● **Set problem**: Copy the listing below in full and skip every picture.
○ ○ ○ ○ ○
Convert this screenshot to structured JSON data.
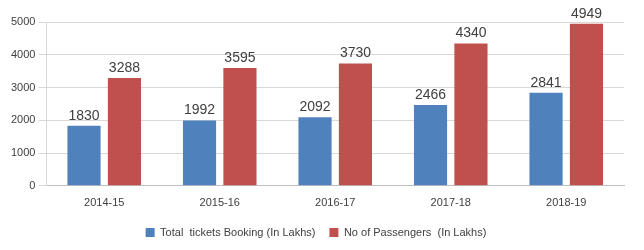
{
  "chart_data": {
    "type": "bar",
    "categories": [
      "2014-15",
      "2015-16",
      "2016-17",
      "2017-18",
      "2018-19"
    ],
    "series": [
      {
        "name": "Total  tickets Booking (In Lakhs)",
        "color": "#4f81bd",
        "values": [
          1830,
          1992,
          2092,
          2466,
          2841
        ]
      },
      {
        "name": "No of Passengers  (In Lakhs)",
        "color": "#c0504d",
        "values": [
          3288,
          3595,
          3730,
          4340,
          4949
        ]
      }
    ],
    "ylim": [
      0,
      5000
    ],
    "yticks": [
      0,
      1000,
      2000,
      3000,
      4000,
      5000
    ],
    "grid": true,
    "legend": "bottom",
    "data_labels": true
  }
}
○ ○ ○ ○ ○
● **Task output**:
Convert this screenshot to structured JSON data.
{
  "chart_data": {
    "type": "bar",
    "categories": [
      "2014-15",
      "2015-16",
      "2016-17",
      "2017-18",
      "2018-19"
    ],
    "series": [
      {
        "name": "Total  tickets Booking (In Lakhs)",
        "color": "#4f81bd",
        "values": [
          1830,
          1992,
          2092,
          2466,
          2841
        ]
      },
      {
        "name": "No of Passengers  (In Lakhs)",
        "color": "#c0504d",
        "values": [
          3288,
          3595,
          3730,
          4340,
          4949
        ]
      }
    ],
    "ylim": [
      0,
      5000
    ],
    "yticks": [
      0,
      1000,
      2000,
      3000,
      4000,
      5000
    ],
    "grid": true,
    "legend": "bottom",
    "data_labels": true
  }
}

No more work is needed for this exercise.